▶ [Exercise directions]:
The entries below need to be written out exactly, with no pictures included.

— Start of Excerpted records —

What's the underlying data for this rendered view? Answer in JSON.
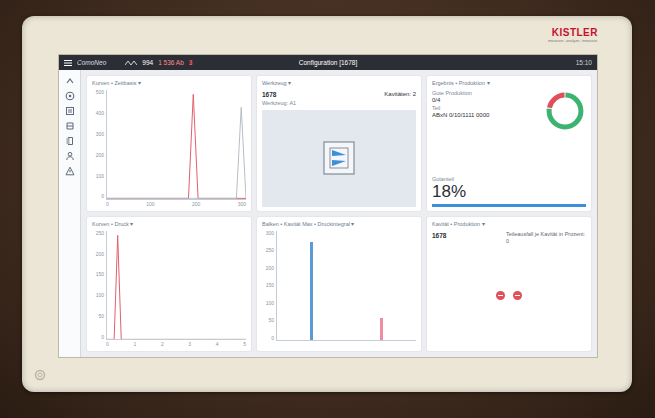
{
  "device": {
    "brand": "KISTLER",
    "tagline": "measure. analyze. innovate."
  },
  "topbar": {
    "app": "ComoNeo",
    "count": "994",
    "detail": "1 536 Ab",
    "alarm": "3",
    "configuration": "Configuration [1678]",
    "time": "15:10"
  },
  "cards": [
    {
      "kind": "line",
      "title": "Kurven • Zeitbasis ▾",
      "y_ticks": [
        "500",
        "400",
        "300",
        "200",
        "100",
        "0"
      ],
      "x_ticks": [
        "0",
        "100",
        "200",
        "300"
      ],
      "series": [
        {
          "values": [
            0,
            0,
            0,
            0,
            0,
            0,
            0,
            0,
            0,
            0,
            0,
            0,
            0,
            0,
            0,
            0,
            0,
            0,
            480,
            0,
            0,
            0,
            0,
            0,
            0,
            0,
            0,
            0,
            0,
            0
          ],
          "color": "#e0606e"
        },
        {
          "values": [
            0,
            0,
            0,
            0,
            0,
            0,
            0,
            0,
            0,
            0,
            0,
            0,
            0,
            0,
            0,
            0,
            0,
            0,
            0,
            0,
            0,
            0,
            0,
            0,
            0,
            0,
            0,
            0,
            420,
            0
          ],
          "color": "#b8bec6"
        }
      ]
    },
    {
      "kind": "tool",
      "title": "Werkzeug ▾",
      "id_text": "1678",
      "cavities": "Kavitäten: 2",
      "subtitle": "Werkzeug: A1"
    },
    {
      "kind": "production",
      "title": "Ergebnis • Produktion ▾",
      "rows": [
        {
          "label": "Gute Produktion",
          "value": "0/4"
        },
        {
          "label": "Teil",
          "value": "ABxN 0/10/1111 0000"
        }
      ],
      "share_label": "Gutanteil",
      "share": "18%",
      "progress": {
        "level": 1
      },
      "donut": [
        {
          "level": 0.78,
          "color": "#3cb371"
        },
        {
          "level": 0.22,
          "color": "#e0505a"
        }
      ]
    },
    {
      "kind": "line",
      "title": "Kurven • Druck ▾",
      "y_ticks": [
        "250",
        "200",
        "150",
        "100",
        "50",
        "0"
      ],
      "x_ticks": [
        "0",
        "1",
        "2",
        "3",
        "4",
        "5"
      ],
      "series": [
        {
          "values": [
            0,
            0,
            0,
            240,
            0,
            0,
            0,
            0,
            0,
            0,
            0,
            0,
            0,
            0,
            0,
            0,
            0,
            0,
            0,
            0,
            0,
            0,
            0,
            0,
            0,
            0,
            0,
            0,
            0,
            0,
            0,
            0,
            0,
            0,
            0,
            0,
            0,
            0,
            0,
            0
          ],
          "color": "#e0606e"
        }
      ]
    },
    {
      "kind": "bar",
      "title": "Balken • Kavität Max • Druckintegral ▾",
      "y_ticks": [
        "300",
        "250",
        "200",
        "150",
        "100",
        "50",
        "0"
      ],
      "bars": [
        {
          "value": 270,
          "color": "#5b9bd5"
        },
        {
          "value": 60,
          "color": "#f08ca0"
        }
      ]
    },
    {
      "kind": "cavity",
      "title": "Kavität • Produktion ▾",
      "id_text": "1678",
      "note": "Teileausfall je Kavität in Prozent: 0",
      "cavities": [
        {
          "color": "#e0505a"
        },
        {
          "color": "#e0505a"
        }
      ]
    }
  ]
}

— End of Excerpted records —

▶ [Solution to this task]:
What's the underlying data for this rendered view? Answer in JSON.
{
  "device": {
    "brand": "KISTLER",
    "tagline": "measure. analyze. innovate."
  },
  "topbar": {
    "app": "ComoNeo",
    "count": "994",
    "detail": "1 536 Ab",
    "alarm": "3",
    "configuration": "Configuration [1678]",
    "time": "15:10"
  },
  "cards": [
    {
      "kind": "line",
      "title": "Kurven • Zeitbasis ▾",
      "y_ticks": [
        "500",
        "400",
        "300",
        "200",
        "100",
        "0"
      ],
      "x_ticks": [
        "0",
        "100",
        "200",
        "300"
      ],
      "series": [
        {
          "values": [
            0,
            0,
            0,
            0,
            0,
            0,
            0,
            0,
            0,
            0,
            0,
            0,
            0,
            0,
            0,
            0,
            0,
            0,
            480,
            0,
            0,
            0,
            0,
            0,
            0,
            0,
            0,
            0,
            0,
            0
          ],
          "color": "#e0606e"
        },
        {
          "values": [
            0,
            0,
            0,
            0,
            0,
            0,
            0,
            0,
            0,
            0,
            0,
            0,
            0,
            0,
            0,
            0,
            0,
            0,
            0,
            0,
            0,
            0,
            0,
            0,
            0,
            0,
            0,
            0,
            420,
            0
          ],
          "color": "#b8bec6"
        }
      ]
    },
    {
      "kind": "tool",
      "title": "Werkzeug ▾",
      "id_text": "1678",
      "cavities": "Kavitäten: 2",
      "subtitle": "Werkzeug: A1"
    },
    {
      "kind": "production",
      "title": "Ergebnis • Produktion ▾",
      "rows": [
        {
          "label": "Gute Produktion",
          "value": "0/4"
        },
        {
          "label": "Teil",
          "value": "ABxN 0/10/1111 0000"
        }
      ],
      "share_label": "Gutanteil",
      "share": "18%",
      "progress": {
        "level": 1
      },
      "donut": [
        {
          "level": 0.78,
          "color": "#3cb371"
        },
        {
          "level": 0.22,
          "color": "#e0505a"
        }
      ]
    },
    {
      "kind": "line",
      "title": "Kurven • Druck ▾",
      "y_ticks": [
        "250",
        "200",
        "150",
        "100",
        "50",
        "0"
      ],
      "x_ticks": [
        "0",
        "1",
        "2",
        "3",
        "4",
        "5"
      ],
      "series": [
        {
          "values": [
            0,
            0,
            0,
            240,
            0,
            0,
            0,
            0,
            0,
            0,
            0,
            0,
            0,
            0,
            0,
            0,
            0,
            0,
            0,
            0,
            0,
            0,
            0,
            0,
            0,
            0,
            0,
            0,
            0,
            0,
            0,
            0,
            0,
            0,
            0,
            0,
            0,
            0,
            0,
            0
          ],
          "color": "#e0606e"
        }
      ]
    },
    {
      "kind": "bar",
      "title": "Balken • Kavität Max • Druckintegral ▾",
      "y_ticks": [
        "300",
        "250",
        "200",
        "150",
        "100",
        "50",
        "0"
      ],
      "bars": [
        {
          "value": 270,
          "color": "#5b9bd5"
        },
        {
          "value": 60,
          "color": "#f08ca0"
        }
      ]
    },
    {
      "kind": "cavity",
      "title": "Kavität • Produktion ▾",
      "id_text": "1678",
      "note": "Teileausfall je Kavität in Prozent: 0",
      "cavities": [
        {
          "color": "#e0505a"
        },
        {
          "color": "#e0505a"
        }
      ]
    }
  ]
}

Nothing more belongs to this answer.